-- START OF Data section --

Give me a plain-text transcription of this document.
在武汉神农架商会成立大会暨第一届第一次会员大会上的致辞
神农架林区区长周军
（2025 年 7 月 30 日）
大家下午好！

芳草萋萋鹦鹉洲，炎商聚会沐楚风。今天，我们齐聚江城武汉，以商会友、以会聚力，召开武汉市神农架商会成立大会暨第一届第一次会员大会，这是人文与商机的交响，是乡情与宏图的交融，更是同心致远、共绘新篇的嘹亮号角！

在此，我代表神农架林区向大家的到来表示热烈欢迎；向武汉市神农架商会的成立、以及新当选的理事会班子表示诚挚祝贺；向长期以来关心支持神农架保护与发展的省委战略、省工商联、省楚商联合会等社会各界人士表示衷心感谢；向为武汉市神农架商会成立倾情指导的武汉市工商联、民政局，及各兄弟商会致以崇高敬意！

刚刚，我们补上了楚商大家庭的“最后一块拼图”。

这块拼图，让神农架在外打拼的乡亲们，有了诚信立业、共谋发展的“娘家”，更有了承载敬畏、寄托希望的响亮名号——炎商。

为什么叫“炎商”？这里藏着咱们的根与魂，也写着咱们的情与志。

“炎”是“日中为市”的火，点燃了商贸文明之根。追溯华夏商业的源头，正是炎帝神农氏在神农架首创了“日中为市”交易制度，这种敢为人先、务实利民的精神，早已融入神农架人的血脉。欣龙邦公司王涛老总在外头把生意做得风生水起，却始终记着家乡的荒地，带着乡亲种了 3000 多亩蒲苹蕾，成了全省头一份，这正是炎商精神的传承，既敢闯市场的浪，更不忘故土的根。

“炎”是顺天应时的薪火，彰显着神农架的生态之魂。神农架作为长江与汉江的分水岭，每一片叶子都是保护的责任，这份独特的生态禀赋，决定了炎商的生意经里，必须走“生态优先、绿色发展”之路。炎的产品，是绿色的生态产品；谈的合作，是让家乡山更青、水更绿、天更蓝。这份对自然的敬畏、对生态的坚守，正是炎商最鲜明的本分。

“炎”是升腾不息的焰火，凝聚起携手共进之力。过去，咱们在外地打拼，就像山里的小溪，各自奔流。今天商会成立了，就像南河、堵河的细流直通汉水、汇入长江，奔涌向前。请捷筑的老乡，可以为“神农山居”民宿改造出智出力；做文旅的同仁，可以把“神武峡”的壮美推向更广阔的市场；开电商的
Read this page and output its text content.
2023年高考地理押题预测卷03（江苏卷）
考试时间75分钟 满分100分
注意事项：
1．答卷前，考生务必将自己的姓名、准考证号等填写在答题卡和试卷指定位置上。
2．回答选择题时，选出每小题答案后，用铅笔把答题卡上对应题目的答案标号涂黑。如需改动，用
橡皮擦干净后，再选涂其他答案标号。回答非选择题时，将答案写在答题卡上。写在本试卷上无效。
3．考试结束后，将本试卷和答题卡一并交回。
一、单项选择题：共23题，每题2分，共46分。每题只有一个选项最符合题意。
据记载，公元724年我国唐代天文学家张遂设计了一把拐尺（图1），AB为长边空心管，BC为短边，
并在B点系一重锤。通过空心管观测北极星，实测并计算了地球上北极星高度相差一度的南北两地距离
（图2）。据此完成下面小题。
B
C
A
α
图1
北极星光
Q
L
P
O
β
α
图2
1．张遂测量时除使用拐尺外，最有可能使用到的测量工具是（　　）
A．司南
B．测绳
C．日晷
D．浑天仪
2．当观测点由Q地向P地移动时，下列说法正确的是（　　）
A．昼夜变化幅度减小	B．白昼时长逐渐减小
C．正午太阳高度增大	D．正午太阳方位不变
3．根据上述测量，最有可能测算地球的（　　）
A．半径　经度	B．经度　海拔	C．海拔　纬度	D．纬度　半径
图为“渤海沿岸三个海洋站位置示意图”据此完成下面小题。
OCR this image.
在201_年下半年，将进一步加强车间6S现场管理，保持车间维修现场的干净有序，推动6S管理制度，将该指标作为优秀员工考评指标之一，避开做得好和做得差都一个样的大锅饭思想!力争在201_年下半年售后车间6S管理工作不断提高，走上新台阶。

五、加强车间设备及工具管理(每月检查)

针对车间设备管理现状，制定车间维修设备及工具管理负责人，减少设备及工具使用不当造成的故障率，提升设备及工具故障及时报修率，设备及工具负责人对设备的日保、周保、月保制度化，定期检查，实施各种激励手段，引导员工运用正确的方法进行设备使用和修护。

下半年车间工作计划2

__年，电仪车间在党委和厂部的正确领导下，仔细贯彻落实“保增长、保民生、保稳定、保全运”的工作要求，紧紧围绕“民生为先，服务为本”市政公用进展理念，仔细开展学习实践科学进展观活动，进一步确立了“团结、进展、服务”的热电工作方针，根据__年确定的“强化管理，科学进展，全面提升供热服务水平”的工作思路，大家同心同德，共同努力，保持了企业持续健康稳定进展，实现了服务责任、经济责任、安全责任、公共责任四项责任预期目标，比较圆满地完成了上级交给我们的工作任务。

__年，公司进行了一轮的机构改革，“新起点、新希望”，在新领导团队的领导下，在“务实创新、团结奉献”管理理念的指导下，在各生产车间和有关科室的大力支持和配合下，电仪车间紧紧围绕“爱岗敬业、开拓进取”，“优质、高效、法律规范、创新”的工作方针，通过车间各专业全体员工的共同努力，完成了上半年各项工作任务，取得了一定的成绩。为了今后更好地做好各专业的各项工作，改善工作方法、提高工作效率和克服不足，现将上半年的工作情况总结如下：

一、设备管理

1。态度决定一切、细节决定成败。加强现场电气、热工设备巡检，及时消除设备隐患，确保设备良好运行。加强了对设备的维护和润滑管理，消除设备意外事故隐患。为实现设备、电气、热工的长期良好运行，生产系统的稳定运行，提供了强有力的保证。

-- END OF Data section --

▸ Exercise requirements:
From the records above, extract every entry verbatim.

▸ Result:
Give me a plain-text transcription of this document.
在武汉神农架商会成立大会暨第一届第一次会员大会上的致辞
神农架林区区长周军
（2025 年 7 月 30 日）
大家下午好！

芳草萋萋鹦鹉洲，炎商聚会沐楚风。今天，我们齐聚江城武汉，以商会友、以会聚力，召开武汉市神农架商会成立大会暨第一届第一次会员大会，这是人文与商机的交响，是乡情与宏图的交融，更是同心致远、共绘新篇的嘹亮号角！

在此，我代表神农架林区向大家的到来表示热烈欢迎；向武汉市神农架商会的成立、以及新当选的理事会班子表示诚挚祝贺；向长期以来关心支持神农架保护与发展的省委战略、省工商联、省楚商联合会等社会各界人士表示衷心感谢；向为武汉市神农架商会成立倾情指导的武汉市工商联、民政局，及各兄弟商会致以崇高敬意！

刚刚，我们补上了楚商大家庭的“最后一块拼图”。

这块拼图，让神农架在外打拼的乡亲们，有了诚信立业、共谋发展的“娘家”，更有了承载敬畏、寄托希望的响亮名号——炎商。

为什么叫“炎商”？这里藏着咱们的根与魂，也写着咱们的情与志。

“炎”是“日中为市”的火，点燃了商贸文明之根。追溯华夏商业的源头，正是炎帝神农氏在神农架首创了“日中为市”交易制度，这种敢为人先、务实利民的精神，早已融入神农架人的血脉。欣龙邦公司王涛老总在外头把生意做得风生水起，却始终记着家乡的荒地，带着乡亲种了 3000 多亩蒲苹蕾，成了全省头一份，这正是炎商精神的传承，既敢闯市场的浪，更不忘故土的根。

“炎”是顺天应时的薪火，彰显着神农架的生态之魂。神农架作为长江与汉江的分水岭，每一片叶子都是保护的责任，这份独特的生态禀赋，决定了炎商的生意经里，必须走“生态优先、绿色发展”之路。炎的产品，是绿色的生态产品；谈的合作，是让家乡山更青、水更绿、天更蓝。这份对自然的敬畏、对生态的坚守，正是炎商最鲜明的本分。

“炎”是升腾不息的焰火，凝聚起携手共进之力。过去，咱们在外地打拼，就像山里的小溪，各自奔流。今天商会成立了，就像南河、堵河的细流直通汉水、汇入长江，奔涌向前。请捷筑的老乡，可以为“神农山居”民宿改造出智出力；做文旅的同仁，可以把“神武峡”的壮美推向更广阔的市场；开电商的
Read this page and output its text content.
2023年高考地理押题预测卷03（江苏卷）
考试时间75分钟 满分100分
注意事项：
1．答卷前，考生务必将自己的姓名、准考证号等填写在答题卡和试卷指定位置上。
2．回答选择题时，选出每小题答案后，用铅笔把答题卡上对应题目的答案标号涂黑。如需改动，用
橡皮擦干净后，再选涂其他答案标号。回答非选择题时，将答案写在答题卡上。写在本试卷上无效。
3．考试结束后，将本试卷和答题卡一并交回。
一、单项选择题：共23题，每题2分，共46分。每题只有一个选项最符合题意。
据记载，公元724年我国唐代天文学家张遂设计了一把拐尺（图1），AB为长边空心管，BC为短边，
并在B点系一重锤。通过空心管观测北极星，实测并计算了地球上北极星高度相差一度的南北两地距离
（图2）。据此完成下面小题。
B
C
A
α
图1
北极星光
Q
L
P
O
β
α
图2
1．张遂测量时除使用拐尺外，最有可能使用到的测量工具是（　　）
A．司南
B．测绳
C．日晷
D．浑天仪
2．当观测点由Q地向P地移动时，下列说法正确的是（　　）
A．昼夜变化幅度减小	B．白昼时长逐渐减小
C．正午太阳高度增大	D．正午太阳方位不变
3．根据上述测量，最有可能测算地球的（　　）
A．半径　经度	B．经度　海拔	C．海拔　纬度	D．纬度　半径
图为“渤海沿岸三个海洋站位置示意图”据此完成下面小题。
OCR this image.
在201_年下半年，将进一步加强车间6S现场管理，保持车间维修现场的干净有序，推动6S管理制度，将该指标作为优秀员工考评指标之一，避开做得好和做得差都一个样的大锅饭思想!力争在201_年下半年售后车间6S管理工作不断提高，走上新台阶。

五、加强车间设备及工具管理(每月检查)

针对车间设备管理现状，制定车间维修设备及工具管理负责人，减少设备及工具使用不当造成的故障率，提升设备及工具故障及时报修率，设备及工具负责人对设备的日保、周保、月保制度化，定期检查，实施各种激励手段，引导员工运用正确的方法进行设备使用和修护。

下半年车间工作计划2

__年，电仪车间在党委和厂部的正确领导下，仔细贯彻落实“保增长、保民生、保稳定、保全运”的工作要求，紧紧围绕“民生为先，服务为本”市政公用进展理念，仔细开展学习实践科学进展观活动，进一步确立了“团结、进展、服务”的热电工作方针，根据__年确定的“强化管理，科学进展，全面提升供热服务水平”的工作思路，大家同心同德，共同努力，保持了企业持续健康稳定进展，实现了服务责任、经济责任、安全责任、公共责任四项责任预期目标，比较圆满地完成了上级交给我们的工作任务。

__年，公司进行了一轮的机构改革，“新起点、新希望”，在新领导团队的领导下，在“务实创新、团结奉献”管理理念的指导下，在各生产车间和有关科室的大力支持和配合下，电仪车间紧紧围绕“爱岗敬业、开拓进取”，“优质、高效、法律规范、创新”的工作方针，通过车间各专业全体员工的共同努力，完成了上半年各项工作任务，取得了一定的成绩。为了今后更好地做好各专业的各项工作，改善工作方法、提高工作效率和克服不足，现将上半年的工作情况总结如下：

一、设备管理

1。态度决定一切、细节决定成败。加强现场电气、热工设备巡检，及时消除设备隐患，确保设备良好运行。加强了对设备的维护和润滑管理，消除设备意外事故隐患。为实现设备、电气、热工的长期良好运行，生产系统的稳定运行，提供了强有力的保证。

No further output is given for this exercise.